>>>>>

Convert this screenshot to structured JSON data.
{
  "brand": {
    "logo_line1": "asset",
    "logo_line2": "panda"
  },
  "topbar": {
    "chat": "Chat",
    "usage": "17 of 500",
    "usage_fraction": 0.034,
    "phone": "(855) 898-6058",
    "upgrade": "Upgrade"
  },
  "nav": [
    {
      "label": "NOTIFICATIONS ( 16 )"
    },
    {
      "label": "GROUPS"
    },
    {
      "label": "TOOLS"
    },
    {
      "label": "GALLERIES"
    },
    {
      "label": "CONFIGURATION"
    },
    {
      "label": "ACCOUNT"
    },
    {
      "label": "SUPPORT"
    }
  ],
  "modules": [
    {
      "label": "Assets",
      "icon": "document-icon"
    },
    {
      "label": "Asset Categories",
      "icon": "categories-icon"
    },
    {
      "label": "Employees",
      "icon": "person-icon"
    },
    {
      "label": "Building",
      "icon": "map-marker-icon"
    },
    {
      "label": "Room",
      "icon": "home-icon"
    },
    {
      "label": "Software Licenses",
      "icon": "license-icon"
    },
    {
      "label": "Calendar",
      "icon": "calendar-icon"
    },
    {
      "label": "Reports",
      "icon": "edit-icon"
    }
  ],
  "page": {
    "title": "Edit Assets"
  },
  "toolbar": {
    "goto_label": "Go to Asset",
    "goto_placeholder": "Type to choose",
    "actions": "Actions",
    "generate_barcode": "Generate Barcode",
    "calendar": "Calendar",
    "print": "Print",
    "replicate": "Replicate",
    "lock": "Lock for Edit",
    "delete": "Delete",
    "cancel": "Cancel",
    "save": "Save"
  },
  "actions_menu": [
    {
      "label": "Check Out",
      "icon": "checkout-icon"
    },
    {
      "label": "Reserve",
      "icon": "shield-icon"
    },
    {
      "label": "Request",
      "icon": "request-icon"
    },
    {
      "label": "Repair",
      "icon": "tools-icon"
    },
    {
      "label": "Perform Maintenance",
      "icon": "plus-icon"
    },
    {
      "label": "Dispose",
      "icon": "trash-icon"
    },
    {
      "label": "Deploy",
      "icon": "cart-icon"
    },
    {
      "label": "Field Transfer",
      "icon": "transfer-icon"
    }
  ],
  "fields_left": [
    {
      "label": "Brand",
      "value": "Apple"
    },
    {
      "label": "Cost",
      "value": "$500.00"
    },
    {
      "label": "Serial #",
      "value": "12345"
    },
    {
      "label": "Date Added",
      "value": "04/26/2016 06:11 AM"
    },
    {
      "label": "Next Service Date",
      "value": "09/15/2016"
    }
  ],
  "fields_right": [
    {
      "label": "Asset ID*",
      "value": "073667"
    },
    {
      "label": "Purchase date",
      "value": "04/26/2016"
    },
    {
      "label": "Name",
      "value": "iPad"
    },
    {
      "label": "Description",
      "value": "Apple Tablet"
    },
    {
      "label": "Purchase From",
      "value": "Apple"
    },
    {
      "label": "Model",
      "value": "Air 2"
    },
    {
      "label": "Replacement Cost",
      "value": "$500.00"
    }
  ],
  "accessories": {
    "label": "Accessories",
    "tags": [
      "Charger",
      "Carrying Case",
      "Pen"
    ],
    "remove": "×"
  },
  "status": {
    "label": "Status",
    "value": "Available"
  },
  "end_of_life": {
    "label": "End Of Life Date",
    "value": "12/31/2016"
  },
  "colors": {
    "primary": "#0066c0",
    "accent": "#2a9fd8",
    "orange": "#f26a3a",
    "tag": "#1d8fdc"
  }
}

<<<<<

GOAL – Output all of the data again. Match it exactly.

TASK OUTPUT –
Convert this screenshot to structured JSON data.
{
  "brand": {
    "logo_line1": "asset",
    "logo_line2": "panda"
  },
  "topbar": {
    "chat": "Chat",
    "usage": "17 of 500",
    "usage_fraction": 0.034,
    "phone": "(855) 898-6058",
    "upgrade": "Upgrade"
  },
  "nav": [
    {
      "label": "NOTIFICATIONS ( 16 )"
    },
    {
      "label": "GROUPS"
    },
    {
      "label": "TOOLS"
    },
    {
      "label": "GALLERIES"
    },
    {
      "label": "CONFIGURATION"
    },
    {
      "label": "ACCOUNT"
    },
    {
      "label": "SUPPORT"
    }
  ],
  "modules": [
    {
      "label": "Assets",
      "icon": "document-icon"
    },
    {
      "label": "Asset Categories",
      "icon": "categories-icon"
    },
    {
      "label": "Employees",
      "icon": "person-icon"
    },
    {
      "label": "Building",
      "icon": "map-marker-icon"
    },
    {
      "label": "Room",
      "icon": "home-icon"
    },
    {
      "label": "Software Licenses",
      "icon": "license-icon"
    },
    {
      "label": "Calendar",
      "icon": "calendar-icon"
    },
    {
      "label": "Reports",
      "icon": "edit-icon"
    }
  ],
  "page": {
    "title": "Edit Assets"
  },
  "toolbar": {
    "goto_label": "Go to Asset",
    "goto_placeholder": "Type to choose",
    "actions": "Actions",
    "generate_barcode": "Generate Barcode",
    "calendar": "Calendar",
    "print": "Print",
    "replicate": "Replicate",
    "lock": "Lock for Edit",
    "delete": "Delete",
    "cancel": "Cancel",
    "save": "Save"
  },
  "actions_menu": [
    {
      "label": "Check Out",
      "icon": "checkout-icon"
    },
    {
      "label": "Reserve",
      "icon": "shield-icon"
    },
    {
      "label": "Request",
      "icon": "request-icon"
    },
    {
      "label": "Repair",
      "icon": "tools-icon"
    },
    {
      "label": "Perform Maintenance",
      "icon": "plus-icon"
    },
    {
      "label": "Dispose",
      "icon": "trash-icon"
    },
    {
      "label": "Deploy",
      "icon": "cart-icon"
    },
    {
      "label": "Field Transfer",
      "icon": "transfer-icon"
    }
  ],
  "fields_left": [
    {
      "label": "Brand",
      "value": "Apple"
    },
    {
      "label": "Cost",
      "value": "$500.00"
    },
    {
      "label": "Serial #",
      "value": "12345"
    },
    {
      "label": "Date Added",
      "value": "04/26/2016 06:11 AM"
    },
    {
      "label": "Next Service Date",
      "value": "09/15/2016"
    }
  ],
  "fields_right": [
    {
      "label": "Asset ID*",
      "value": "073667"
    },
    {
      "label": "Purchase date",
      "value": "04/26/2016"
    },
    {
      "label": "Name",
      "value": "iPad"
    },
    {
      "label": "Description",
      "value": "Apple Tablet"
    },
    {
      "label": "Purchase From",
      "value": "Apple"
    },
    {
      "label": "Model",
      "value": "Air 2"
    },
    {
      "label": "Replacement Cost",
      "value": "$500.00"
    }
  ],
  "accessories": {
    "label": "Accessories",
    "tags": [
      "Charger",
      "Carrying Case",
      "Pen"
    ],
    "remove": "×"
  },
  "status": {
    "label": "Status",
    "value": "Available"
  },
  "end_of_life": {
    "label": "End Of Life Date",
    "value": "12/31/2016"
  },
  "colors": {
    "primary": "#0066c0",
    "accent": "#2a9fd8",
    "orange": "#f26a3a",
    "tag": "#1d8fdc"
  }
}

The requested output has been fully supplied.